PROBLEM REQUIREMENTS
Return each line of the data below exactly, omitting any pictures.
========================================
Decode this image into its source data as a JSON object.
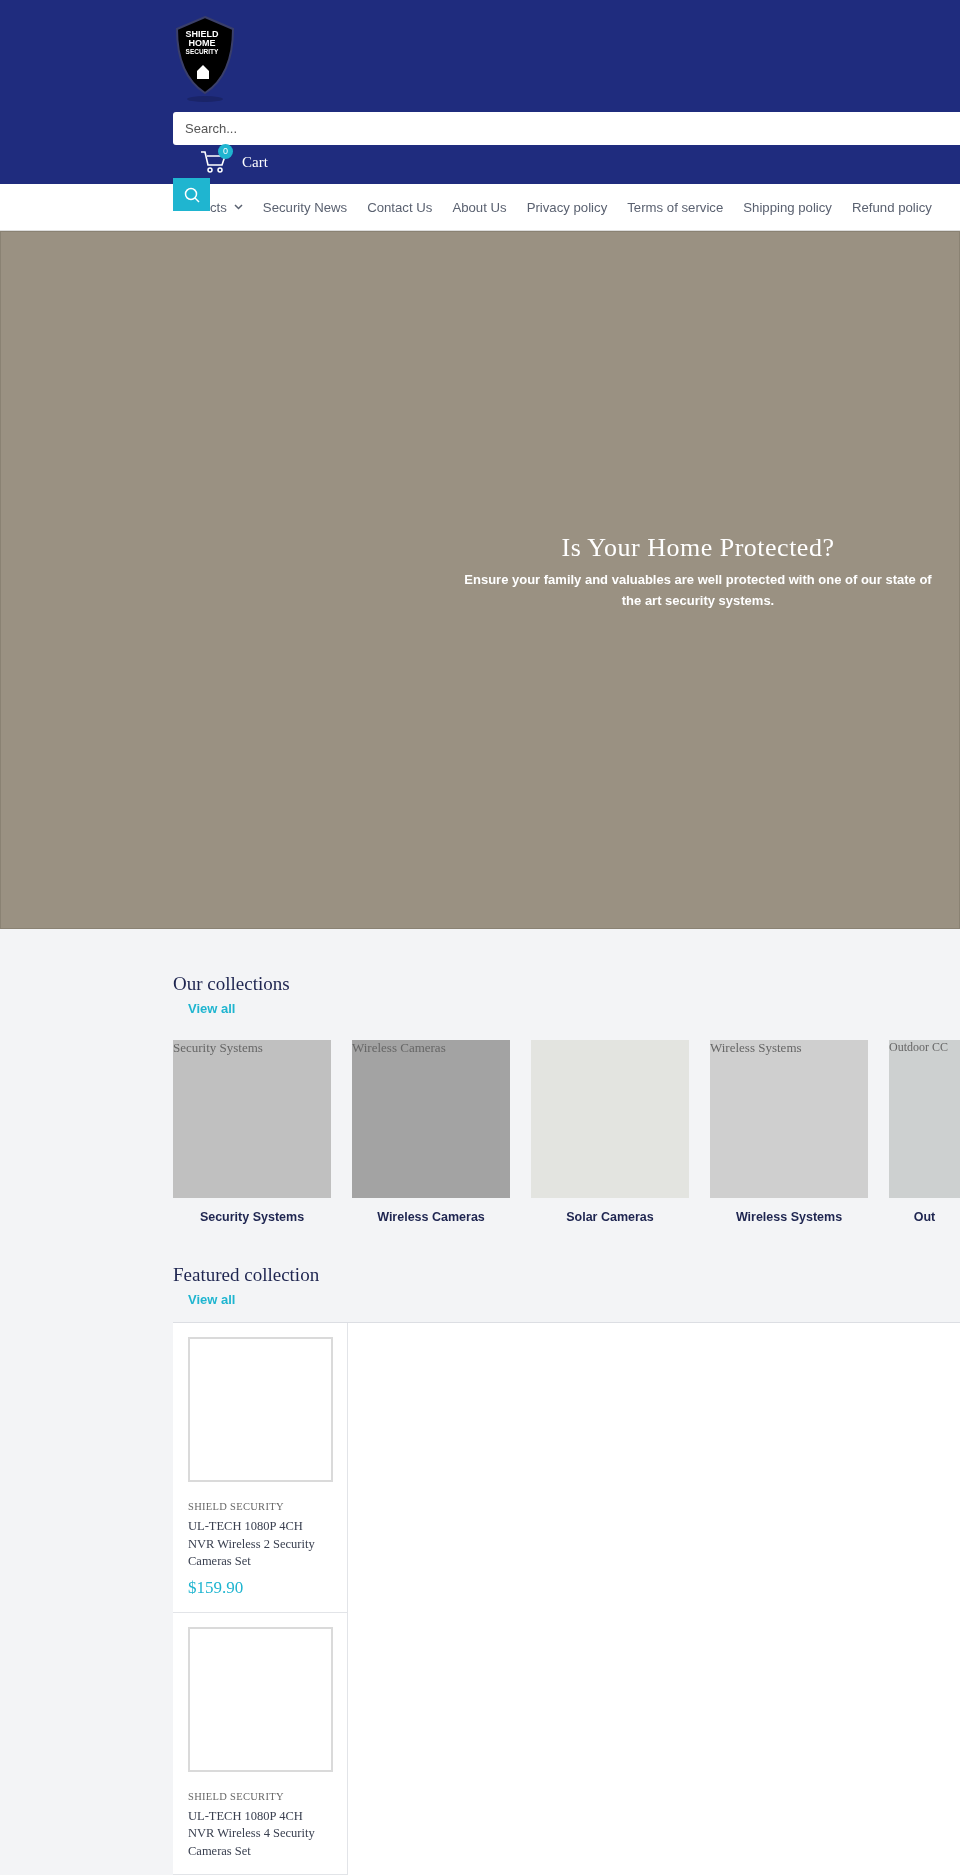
{
  "header": {
    "logo": {
      "lines": [
        "SHIELD",
        "HOME",
        "SECURITY"
      ]
    },
    "search": {
      "placeholder": "Search..."
    },
    "cart": {
      "count": "0",
      "label": "Cart"
    }
  },
  "nav": [
    {
      "label": "cts",
      "dropdown": true
    },
    {
      "label": "Security News",
      "dropdown": false
    },
    {
      "label": "Contact Us",
      "dropdown": false
    },
    {
      "label": "About Us",
      "dropdown": false
    },
    {
      "label": "Privacy policy",
      "dropdown": false
    },
    {
      "label": "Terms of service",
      "dropdown": false
    },
    {
      "label": "Shipping policy",
      "dropdown": false
    },
    {
      "label": "Refund policy",
      "dropdown": false
    }
  ],
  "hero": {
    "title": "Is Your Home Protected?",
    "subtitle": "Ensure your family and valuables are well protected with one of our state of the art security systems."
  },
  "collections": {
    "title": "Our collections",
    "view_all": "View all",
    "items": [
      {
        "alt": "Security Systems",
        "label": "Security Systems",
        "color": "#c0c0c0"
      },
      {
        "alt": "Wireless Cameras",
        "label": "Wireless Cameras",
        "color": "#a3a3a3"
      },
      {
        "label": "Solar Cameras",
        "color": "#e3e4e0"
      },
      {
        "alt": "Wireless Systems",
        "label": "Wireless Systems",
        "color": "#cfcfcf"
      },
      {
        "alt": "Outdoor CC",
        "label": "Out",
        "color": "#cdd0d0"
      }
    ]
  },
  "featured": {
    "title": "Featured collection",
    "view_all": "View all",
    "products": [
      {
        "brand": "SHIELD SECURITY",
        "title": "UL-TECH 1080P 4CH NVR Wireless 2 Security Cameras Set",
        "price": "$159.90"
      },
      {
        "brand": "SHIELD SECURITY",
        "title": "UL-TECH 1080P 4CH NVR Wireless 4 Security Cameras Set"
      }
    ]
  }
}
========================================
EXERCISE RESPONSE
Decode this image into its source data as a JSON object.
{
  "header": {
    "logo": {
      "lines": [
        "SHIELD",
        "HOME",
        "SECURITY"
      ]
    },
    "search": {
      "placeholder": "Search..."
    },
    "cart": {
      "count": "0",
      "label": "Cart"
    }
  },
  "nav": [
    {
      "label": "cts",
      "dropdown": true
    },
    {
      "label": "Security News",
      "dropdown": false
    },
    {
      "label": "Contact Us",
      "dropdown": false
    },
    {
      "label": "About Us",
      "dropdown": false
    },
    {
      "label": "Privacy policy",
      "dropdown": false
    },
    {
      "label": "Terms of service",
      "dropdown": false
    },
    {
      "label": "Shipping policy",
      "dropdown": false
    },
    {
      "label": "Refund policy",
      "dropdown": false
    }
  ],
  "hero": {
    "title": "Is Your Home Protected?",
    "subtitle": "Ensure your family and valuables are well protected with one of our state of the art security systems."
  },
  "collections": {
    "title": "Our collections",
    "view_all": "View all",
    "items": [
      {
        "alt": "Security Systems",
        "label": "Security Systems",
        "color": "#c0c0c0"
      },
      {
        "alt": "Wireless Cameras",
        "label": "Wireless Cameras",
        "color": "#a3a3a3"
      },
      {
        "label": "Solar Cameras",
        "color": "#e3e4e0"
      },
      {
        "alt": "Wireless Systems",
        "label": "Wireless Systems",
        "color": "#cfcfcf"
      },
      {
        "alt": "Outdoor CC",
        "label": "Out",
        "color": "#cdd0d0"
      }
    ]
  },
  "featured": {
    "title": "Featured collection",
    "view_all": "View all",
    "products": [
      {
        "brand": "SHIELD SECURITY",
        "title": "UL-TECH 1080P 4CH NVR Wireless 2 Security Cameras Set",
        "price": "$159.90"
      },
      {
        "brand": "SHIELD SECURITY",
        "title": "UL-TECH 1080P 4CH NVR Wireless 4 Security Cameras Set"
      }
    ]
  }
}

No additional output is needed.